[WORK REQUIRED]:
Filter these entries, keeping only lines that hold the word "Commodity".

## Begin STORED ROWS

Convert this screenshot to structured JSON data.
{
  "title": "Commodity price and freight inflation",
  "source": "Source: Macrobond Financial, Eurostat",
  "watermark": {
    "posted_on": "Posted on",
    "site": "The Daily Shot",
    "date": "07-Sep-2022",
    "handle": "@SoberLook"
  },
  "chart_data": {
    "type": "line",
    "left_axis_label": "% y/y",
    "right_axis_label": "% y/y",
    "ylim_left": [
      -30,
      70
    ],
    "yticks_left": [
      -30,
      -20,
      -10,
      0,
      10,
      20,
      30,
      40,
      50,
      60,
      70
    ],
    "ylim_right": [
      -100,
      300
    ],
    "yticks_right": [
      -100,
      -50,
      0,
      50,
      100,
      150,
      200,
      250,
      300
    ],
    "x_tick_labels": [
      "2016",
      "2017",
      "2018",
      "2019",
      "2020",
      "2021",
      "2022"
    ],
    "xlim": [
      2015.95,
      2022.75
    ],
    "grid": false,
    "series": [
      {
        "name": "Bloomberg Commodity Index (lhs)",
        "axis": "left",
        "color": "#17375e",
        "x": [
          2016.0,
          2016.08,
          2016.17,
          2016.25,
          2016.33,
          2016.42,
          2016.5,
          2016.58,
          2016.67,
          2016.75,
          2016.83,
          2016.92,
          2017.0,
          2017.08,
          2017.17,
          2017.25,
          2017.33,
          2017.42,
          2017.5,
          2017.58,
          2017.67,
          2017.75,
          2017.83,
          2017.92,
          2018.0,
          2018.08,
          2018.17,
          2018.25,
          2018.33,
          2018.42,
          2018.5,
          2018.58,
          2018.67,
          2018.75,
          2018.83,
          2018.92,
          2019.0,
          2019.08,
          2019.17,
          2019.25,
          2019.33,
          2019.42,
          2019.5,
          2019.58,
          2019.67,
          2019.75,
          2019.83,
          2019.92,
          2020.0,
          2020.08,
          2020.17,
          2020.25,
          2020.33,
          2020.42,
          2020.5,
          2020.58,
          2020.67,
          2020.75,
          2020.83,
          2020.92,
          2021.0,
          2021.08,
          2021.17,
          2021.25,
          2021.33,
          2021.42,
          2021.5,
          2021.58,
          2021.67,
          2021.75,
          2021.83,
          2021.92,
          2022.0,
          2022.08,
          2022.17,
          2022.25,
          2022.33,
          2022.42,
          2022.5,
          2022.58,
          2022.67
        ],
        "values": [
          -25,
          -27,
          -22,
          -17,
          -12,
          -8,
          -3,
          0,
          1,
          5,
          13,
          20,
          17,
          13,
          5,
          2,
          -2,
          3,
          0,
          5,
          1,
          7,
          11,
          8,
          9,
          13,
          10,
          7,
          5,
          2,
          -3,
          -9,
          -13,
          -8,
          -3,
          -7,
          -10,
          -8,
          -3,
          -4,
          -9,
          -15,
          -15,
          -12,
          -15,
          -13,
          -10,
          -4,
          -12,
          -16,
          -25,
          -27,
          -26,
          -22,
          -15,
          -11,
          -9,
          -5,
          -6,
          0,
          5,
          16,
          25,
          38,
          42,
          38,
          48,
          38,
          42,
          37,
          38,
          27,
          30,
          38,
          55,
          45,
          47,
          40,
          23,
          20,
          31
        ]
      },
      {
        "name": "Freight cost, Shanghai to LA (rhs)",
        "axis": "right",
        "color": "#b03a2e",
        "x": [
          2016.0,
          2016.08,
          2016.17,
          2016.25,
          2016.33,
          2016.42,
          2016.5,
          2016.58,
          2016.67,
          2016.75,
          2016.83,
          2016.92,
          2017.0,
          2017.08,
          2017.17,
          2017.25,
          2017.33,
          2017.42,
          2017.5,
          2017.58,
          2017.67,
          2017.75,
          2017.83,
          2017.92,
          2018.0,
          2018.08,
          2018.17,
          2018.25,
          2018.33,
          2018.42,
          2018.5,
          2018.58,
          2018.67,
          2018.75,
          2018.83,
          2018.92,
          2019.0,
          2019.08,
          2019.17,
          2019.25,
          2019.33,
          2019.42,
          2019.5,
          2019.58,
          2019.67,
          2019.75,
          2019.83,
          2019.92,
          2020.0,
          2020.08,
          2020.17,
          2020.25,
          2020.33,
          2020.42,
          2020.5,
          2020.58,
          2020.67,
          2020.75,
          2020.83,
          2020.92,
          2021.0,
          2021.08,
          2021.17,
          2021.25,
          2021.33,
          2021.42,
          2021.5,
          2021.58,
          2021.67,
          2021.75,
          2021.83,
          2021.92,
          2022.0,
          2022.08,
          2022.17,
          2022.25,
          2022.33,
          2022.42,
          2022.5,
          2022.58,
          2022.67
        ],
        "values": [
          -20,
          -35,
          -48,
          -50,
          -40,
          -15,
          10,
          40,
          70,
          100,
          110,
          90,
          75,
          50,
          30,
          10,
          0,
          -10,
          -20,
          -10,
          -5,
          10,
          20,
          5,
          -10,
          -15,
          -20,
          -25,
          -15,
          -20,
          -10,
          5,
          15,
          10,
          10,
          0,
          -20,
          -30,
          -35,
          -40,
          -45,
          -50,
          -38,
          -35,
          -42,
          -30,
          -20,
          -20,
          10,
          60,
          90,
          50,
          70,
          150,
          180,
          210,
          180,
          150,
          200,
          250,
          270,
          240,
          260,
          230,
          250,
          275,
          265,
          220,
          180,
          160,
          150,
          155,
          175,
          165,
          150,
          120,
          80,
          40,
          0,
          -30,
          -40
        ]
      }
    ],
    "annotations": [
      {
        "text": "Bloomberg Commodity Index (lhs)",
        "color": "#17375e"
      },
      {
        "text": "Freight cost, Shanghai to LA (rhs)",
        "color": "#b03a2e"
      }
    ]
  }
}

## End STORED ROWS

[WRITTEN ANSWER]:
  "title": "Commodity price and freight inflation",
        "name": "Bloomberg Commodity Index (lhs)",
        "text": "Bloomberg Commodity Index (lhs)",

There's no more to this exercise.